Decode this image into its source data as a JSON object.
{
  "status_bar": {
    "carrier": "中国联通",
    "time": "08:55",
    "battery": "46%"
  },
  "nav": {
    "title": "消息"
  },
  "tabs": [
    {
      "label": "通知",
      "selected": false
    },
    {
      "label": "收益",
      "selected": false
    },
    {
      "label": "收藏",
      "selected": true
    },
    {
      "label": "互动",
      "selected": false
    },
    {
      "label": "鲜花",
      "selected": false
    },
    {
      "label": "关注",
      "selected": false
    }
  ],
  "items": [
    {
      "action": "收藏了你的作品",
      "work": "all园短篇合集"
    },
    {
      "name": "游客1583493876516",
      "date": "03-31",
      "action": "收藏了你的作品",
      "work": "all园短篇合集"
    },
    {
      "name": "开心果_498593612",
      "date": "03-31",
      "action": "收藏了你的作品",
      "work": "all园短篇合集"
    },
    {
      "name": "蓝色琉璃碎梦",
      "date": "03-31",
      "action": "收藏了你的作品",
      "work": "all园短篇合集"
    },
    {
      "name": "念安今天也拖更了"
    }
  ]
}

━━━━━━━━━━━━━━━━━━━━

§ Required work
Make an exact copy of every entry.

§ Answer to this problem
Decode this image into its source data as a JSON object.
{
  "status_bar": {
    "carrier": "中国联通",
    "time": "08:55",
    "battery": "46%"
  },
  "nav": {
    "title": "消息"
  },
  "tabs": [
    {
      "label": "通知",
      "selected": false
    },
    {
      "label": "收益",
      "selected": false
    },
    {
      "label": "收藏",
      "selected": true
    },
    {
      "label": "互动",
      "selected": false
    },
    {
      "label": "鲜花",
      "selected": false
    },
    {
      "label": "关注",
      "selected": false
    }
  ],
  "items": [
    {
      "action": "收藏了你的作品",
      "work": "all园短篇合集"
    },
    {
      "name": "游客1583493876516",
      "date": "03-31",
      "action": "收藏了你的作品",
      "work": "all园短篇合集"
    },
    {
      "name": "开心果_498593612",
      "date": "03-31",
      "action": "收藏了你的作品",
      "work": "all园短篇合集"
    },
    {
      "name": "蓝色琉璃碎梦",
      "date": "03-31",
      "action": "收藏了你的作品",
      "work": "all园短篇合集"
    },
    {
      "name": "念安今天也拖更了"
    }
  ]
}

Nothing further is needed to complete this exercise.